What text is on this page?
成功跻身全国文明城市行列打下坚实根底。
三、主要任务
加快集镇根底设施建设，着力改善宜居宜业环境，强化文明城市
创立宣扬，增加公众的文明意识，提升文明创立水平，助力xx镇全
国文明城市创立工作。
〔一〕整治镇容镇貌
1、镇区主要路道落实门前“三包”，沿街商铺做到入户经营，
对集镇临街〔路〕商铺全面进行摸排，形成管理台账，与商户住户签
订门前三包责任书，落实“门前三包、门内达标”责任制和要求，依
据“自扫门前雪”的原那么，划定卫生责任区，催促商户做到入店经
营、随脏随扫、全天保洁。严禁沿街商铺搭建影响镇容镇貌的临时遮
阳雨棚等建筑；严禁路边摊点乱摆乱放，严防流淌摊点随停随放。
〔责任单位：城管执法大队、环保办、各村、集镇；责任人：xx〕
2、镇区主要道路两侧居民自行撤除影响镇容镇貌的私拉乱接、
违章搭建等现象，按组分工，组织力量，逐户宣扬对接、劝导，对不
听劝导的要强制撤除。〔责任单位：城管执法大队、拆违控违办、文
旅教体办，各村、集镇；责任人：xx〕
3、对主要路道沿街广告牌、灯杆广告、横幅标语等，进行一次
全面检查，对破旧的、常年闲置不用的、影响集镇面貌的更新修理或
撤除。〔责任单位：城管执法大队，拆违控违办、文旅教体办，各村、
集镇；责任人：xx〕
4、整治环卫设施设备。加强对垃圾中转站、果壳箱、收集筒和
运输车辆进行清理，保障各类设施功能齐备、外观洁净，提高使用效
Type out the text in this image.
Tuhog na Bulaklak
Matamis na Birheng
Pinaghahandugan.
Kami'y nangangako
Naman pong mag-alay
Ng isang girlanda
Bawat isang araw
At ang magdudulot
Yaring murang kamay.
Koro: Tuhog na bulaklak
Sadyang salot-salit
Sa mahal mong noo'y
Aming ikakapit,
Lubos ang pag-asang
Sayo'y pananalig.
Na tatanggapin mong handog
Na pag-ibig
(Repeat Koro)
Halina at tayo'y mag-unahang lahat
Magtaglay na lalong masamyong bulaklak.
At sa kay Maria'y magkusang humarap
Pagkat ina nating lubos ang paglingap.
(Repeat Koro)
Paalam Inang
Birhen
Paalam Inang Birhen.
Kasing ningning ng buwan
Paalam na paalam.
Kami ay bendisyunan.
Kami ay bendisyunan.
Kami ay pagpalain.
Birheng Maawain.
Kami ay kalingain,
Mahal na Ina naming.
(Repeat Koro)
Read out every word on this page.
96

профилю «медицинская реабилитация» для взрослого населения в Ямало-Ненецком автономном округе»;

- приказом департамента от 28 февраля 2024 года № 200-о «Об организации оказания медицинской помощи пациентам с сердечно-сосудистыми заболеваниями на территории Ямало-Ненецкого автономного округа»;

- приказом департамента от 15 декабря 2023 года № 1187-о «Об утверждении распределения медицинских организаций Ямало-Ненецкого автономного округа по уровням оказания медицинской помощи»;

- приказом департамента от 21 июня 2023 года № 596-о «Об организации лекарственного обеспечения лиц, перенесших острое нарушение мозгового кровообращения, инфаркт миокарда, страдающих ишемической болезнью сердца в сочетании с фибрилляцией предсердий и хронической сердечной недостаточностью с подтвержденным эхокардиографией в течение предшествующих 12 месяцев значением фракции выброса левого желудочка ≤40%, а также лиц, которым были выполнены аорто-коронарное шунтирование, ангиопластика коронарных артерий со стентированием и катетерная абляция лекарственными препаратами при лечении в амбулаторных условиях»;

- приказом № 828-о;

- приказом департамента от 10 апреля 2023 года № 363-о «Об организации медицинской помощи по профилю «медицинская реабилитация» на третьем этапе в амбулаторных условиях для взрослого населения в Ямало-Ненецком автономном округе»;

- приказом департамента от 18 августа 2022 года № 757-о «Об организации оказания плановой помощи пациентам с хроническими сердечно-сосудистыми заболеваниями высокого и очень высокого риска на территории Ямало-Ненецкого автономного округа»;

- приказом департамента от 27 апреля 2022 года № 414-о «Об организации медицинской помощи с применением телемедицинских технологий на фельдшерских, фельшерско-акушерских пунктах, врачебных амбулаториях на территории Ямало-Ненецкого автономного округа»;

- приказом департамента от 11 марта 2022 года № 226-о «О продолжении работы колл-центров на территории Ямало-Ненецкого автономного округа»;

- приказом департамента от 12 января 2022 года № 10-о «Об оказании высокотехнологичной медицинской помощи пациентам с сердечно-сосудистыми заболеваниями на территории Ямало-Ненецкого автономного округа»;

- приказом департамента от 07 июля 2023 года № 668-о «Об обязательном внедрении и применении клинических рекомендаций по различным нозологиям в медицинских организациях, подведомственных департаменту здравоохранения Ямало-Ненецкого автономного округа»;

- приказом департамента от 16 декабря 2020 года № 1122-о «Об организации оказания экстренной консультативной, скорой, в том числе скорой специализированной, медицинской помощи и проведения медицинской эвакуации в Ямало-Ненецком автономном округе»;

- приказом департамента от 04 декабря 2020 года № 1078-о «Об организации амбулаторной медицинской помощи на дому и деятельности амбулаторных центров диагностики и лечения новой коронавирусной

== WHAT IS EXPECTED ==
Print the material verbatim, all of it.

== WRITTEN RESPONSE ==
What text is on this page?
成功跻身全国文明城市行列打下坚实根底。
三、主要任务
加快集镇根底设施建设，着力改善宜居宜业环境，强化文明城市
创立宣扬，增加公众的文明意识，提升文明创立水平，助力xx镇全
国文明城市创立工作。
〔一〕整治镇容镇貌
1、镇区主要路道落实门前“三包”，沿街商铺做到入户经营，
对集镇临街〔路〕商铺全面进行摸排，形成管理台账，与商户住户签
订门前三包责任书，落实“门前三包、门内达标”责任制和要求，依
据“自扫门前雪”的原那么，划定卫生责任区，催促商户做到入店经
营、随脏随扫、全天保洁。严禁沿街商铺搭建影响镇容镇貌的临时遮
阳雨棚等建筑；严禁路边摊点乱摆乱放，严防流淌摊点随停随放。
〔责任单位：城管执法大队、环保办、各村、集镇；责任人：xx〕
2、镇区主要道路两侧居民自行撤除影响镇容镇貌的私拉乱接、
违章搭建等现象，按组分工，组织力量，逐户宣扬对接、劝导，对不
听劝导的要强制撤除。〔责任单位：城管执法大队、拆违控违办、文
旅教体办，各村、集镇；责任人：xx〕
3、对主要路道沿街广告牌、灯杆广告、横幅标语等，进行一次
全面检查，对破旧的、常年闲置不用的、影响集镇面貌的更新修理或
撤除。〔责任单位：城管执法大队，拆违控违办、文旅教体办，各村、
集镇；责任人：xx〕
4、整治环卫设施设备。加强对垃圾中转站、果壳箱、收集筒和
运输车辆进行清理，保障各类设施功能齐备、外观洁净，提高使用效
Type out the text in this image.
Tuhog na Bulaklak
Matamis na Birheng
Pinaghahandugan.
Kami'y nangangako
Naman pong mag-alay
Ng isang girlanda
Bawat isang araw
At ang magdudulot
Yaring murang kamay.
Koro: Tuhog na bulaklak
Sadyang salot-salit
Sa mahal mong noo'y
Aming ikakapit,
Lubos ang pag-asang
Sayo'y pananalig.
Na tatanggapin mong handog
Na pag-ibig
(Repeat Koro)
Halina at tayo'y mag-unahang lahat
Magtaglay na lalong masamyong bulaklak.
At sa kay Maria'y magkusang humarap
Pagkat ina nating lubos ang paglingap.
(Repeat Koro)
Paalam Inang
Birhen
Paalam Inang Birhen.
Kasing ningning ng buwan
Paalam na paalam.
Kami ay bendisyunan.
Kami ay bendisyunan.
Kami ay pagpalain.
Birheng Maawain.
Kami ay kalingain,
Mahal na Ina naming.
(Repeat Koro)
Read out every word on this page.
96

профилю «медицинская реабилитация» для взрослого населения в Ямало-Ненецком автономном округе»;

- приказом департамента от 28 февраля 2024 года № 200-о «Об организации оказания медицинской помощи пациентам с сердечно-сосудистыми заболеваниями на территории Ямало-Ненецкого автономного округа»;

- приказом департамента от 15 декабря 2023 года № 1187-о «Об утверждении распределения медицинских организаций Ямало-Ненецкого автономного округа по уровням оказания медицинской помощи»;

- приказом департамента от 21 июня 2023 года № 596-о «Об организации лекарственного обеспечения лиц, перенесших острое нарушение мозгового кровообращения, инфаркт миокарда, страдающих ишемической болезнью сердца в сочетании с фибрилляцией предсердий и хронической сердечной недостаточностью с подтвержденным эхокардиографией в течение предшествующих 12 месяцев значением фракции выброса левого желудочка ≤40%, а также лиц, которым были выполнены аорто-коронарное шунтирование, ангиопластика коронарных артерий со стентированием и катетерная абляция лекарственными препаратами при лечении в амбулаторных условиях»;

- приказом № 828-о;

- приказом департамента от 10 апреля 2023 года № 363-о «Об организации медицинской помощи по профилю «медицинская реабилитация» на третьем этапе в амбулаторных условиях для взрослого населения в Ямало-Ненецком автономном округе»;

- приказом департамента от 18 августа 2022 года № 757-о «Об организации оказания плановой помощи пациентам с хроническими сердечно-сосудистыми заболеваниями высокого и очень высокого риска на территории Ямало-Ненецкого автономного округа»;

- приказом департамента от 27 апреля 2022 года № 414-о «Об организации медицинской помощи с применением телемедицинских технологий на фельдшерских, фельшерско-акушерских пунктах, врачебных амбулаториях на территории Ямало-Ненецкого автономного округа»;

- приказом департамента от 11 марта 2022 года № 226-о «О продолжении работы колл-центров на территории Ямало-Ненецкого автономного округа»;

- приказом департамента от 12 января 2022 года № 10-о «Об оказании высокотехнологичной медицинской помощи пациентам с сердечно-сосудистыми заболеваниями на территории Ямало-Ненецкого автономного округа»;

- приказом департамента от 07 июля 2023 года № 668-о «Об обязательном внедрении и применении клинических рекомендаций по различным нозологиям в медицинских организациях, подведомственных департаменту здравоохранения Ямало-Ненецкого автономного округа»;

- приказом департамента от 16 декабря 2020 года № 1122-о «Об организации оказания экстренной консультативной, скорой, в том числе скорой специализированной, медицинской помощи и проведения медицинской эвакуации в Ямало-Ненецком автономном округе»;

- приказом департамента от 04 декабря 2020 года № 1078-о «Об организации амбулаторной медицинской помощи на дому и деятельности амбулаторных центров диагностики и лечения новой коронавирусной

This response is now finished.